Return all of the entries exactly as written.
=-=-=-=-=
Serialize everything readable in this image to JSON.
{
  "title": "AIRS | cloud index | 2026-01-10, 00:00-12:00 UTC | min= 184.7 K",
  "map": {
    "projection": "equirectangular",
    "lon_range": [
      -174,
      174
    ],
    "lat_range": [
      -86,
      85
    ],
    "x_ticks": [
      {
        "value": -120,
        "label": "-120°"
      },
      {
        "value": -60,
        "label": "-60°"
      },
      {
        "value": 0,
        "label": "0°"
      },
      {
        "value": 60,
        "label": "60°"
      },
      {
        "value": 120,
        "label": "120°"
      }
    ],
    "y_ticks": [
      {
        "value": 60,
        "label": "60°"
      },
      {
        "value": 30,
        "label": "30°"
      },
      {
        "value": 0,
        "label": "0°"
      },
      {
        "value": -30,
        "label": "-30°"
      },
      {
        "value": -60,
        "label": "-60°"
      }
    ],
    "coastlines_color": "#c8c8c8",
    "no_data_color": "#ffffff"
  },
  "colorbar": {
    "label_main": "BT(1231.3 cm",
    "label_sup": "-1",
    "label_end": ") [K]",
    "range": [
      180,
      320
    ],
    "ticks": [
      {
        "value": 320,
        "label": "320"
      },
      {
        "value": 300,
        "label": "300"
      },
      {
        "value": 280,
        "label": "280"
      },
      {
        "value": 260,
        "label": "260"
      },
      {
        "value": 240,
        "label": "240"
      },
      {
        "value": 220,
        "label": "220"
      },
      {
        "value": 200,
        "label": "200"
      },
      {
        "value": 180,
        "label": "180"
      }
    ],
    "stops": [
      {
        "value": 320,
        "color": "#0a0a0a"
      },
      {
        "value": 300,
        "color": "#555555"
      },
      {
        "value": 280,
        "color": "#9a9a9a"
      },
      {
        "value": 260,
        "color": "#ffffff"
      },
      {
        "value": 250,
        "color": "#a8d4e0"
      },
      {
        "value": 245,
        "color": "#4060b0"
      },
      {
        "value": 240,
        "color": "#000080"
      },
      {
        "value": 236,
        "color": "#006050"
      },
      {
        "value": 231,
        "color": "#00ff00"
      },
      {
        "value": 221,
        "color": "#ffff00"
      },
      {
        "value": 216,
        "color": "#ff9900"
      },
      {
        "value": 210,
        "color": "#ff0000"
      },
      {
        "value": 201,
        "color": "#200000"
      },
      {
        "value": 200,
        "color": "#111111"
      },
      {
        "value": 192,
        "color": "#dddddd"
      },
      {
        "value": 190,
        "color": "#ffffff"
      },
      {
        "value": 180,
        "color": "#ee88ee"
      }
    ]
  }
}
=-=-=-=-=
RESULT BELOW.
Serialize everything readable in this image to JSON.
{
  "title": "AIRS | cloud index | 2026-01-10, 00:00-12:00 UTC | min= 184.7 K",
  "map": {
    "projection": "equirectangular",
    "lon_range": [
      -174,
      174
    ],
    "lat_range": [
      -86,
      85
    ],
    "x_ticks": [
      {
        "value": -120,
        "label": "-120°"
      },
      {
        "value": -60,
        "label": "-60°"
      },
      {
        "value": 0,
        "label": "0°"
      },
      {
        "value": 60,
        "label": "60°"
      },
      {
        "value": 120,
        "label": "120°"
      }
    ],
    "y_ticks": [
      {
        "value": 60,
        "label": "60°"
      },
      {
        "value": 30,
        "label": "30°"
      },
      {
        "value": 0,
        "label": "0°"
      },
      {
        "value": -30,
        "label": "-30°"
      },
      {
        "value": -60,
        "label": "-60°"
      }
    ],
    "coastlines_color": "#c8c8c8",
    "no_data_color": "#ffffff"
  },
  "colorbar": {
    "label_main": "BT(1231.3 cm",
    "label_sup": "-1",
    "label_end": ") [K]",
    "range": [
      180,
      320
    ],
    "ticks": [
      {
        "value": 320,
        "label": "320"
      },
      {
        "value": 300,
        "label": "300"
      },
      {
        "value": 280,
        "label": "280"
      },
      {
        "value": 260,
        "label": "260"
      },
      {
        "value": 240,
        "label": "240"
      },
      {
        "value": 220,
        "label": "220"
      },
      {
        "value": 200,
        "label": "200"
      },
      {
        "value": 180,
        "label": "180"
      }
    ],
    "stops": [
      {
        "value": 320,
        "color": "#0a0a0a"
      },
      {
        "value": 300,
        "color": "#555555"
      },
      {
        "value": 280,
        "color": "#9a9a9a"
      },
      {
        "value": 260,
        "color": "#ffffff"
      },
      {
        "value": 250,
        "color": "#a8d4e0"
      },
      {
        "value": 245,
        "color": "#4060b0"
      },
      {
        "value": 240,
        "color": "#000080"
      },
      {
        "value": 236,
        "color": "#006050"
      },
      {
        "value": 231,
        "color": "#00ff00"
      },
      {
        "value": 221,
        "color": "#ffff00"
      },
      {
        "value": 216,
        "color": "#ff9900"
      },
      {
        "value": 210,
        "color": "#ff0000"
      },
      {
        "value": 201,
        "color": "#200000"
      },
      {
        "value": 200,
        "color": "#111111"
      },
      {
        "value": 192,
        "color": "#dddddd"
      },
      {
        "value": 190,
        "color": "#ffffff"
      },
      {
        "value": 180,
        "color": "#ee88ee"
      }
    ]
  }
}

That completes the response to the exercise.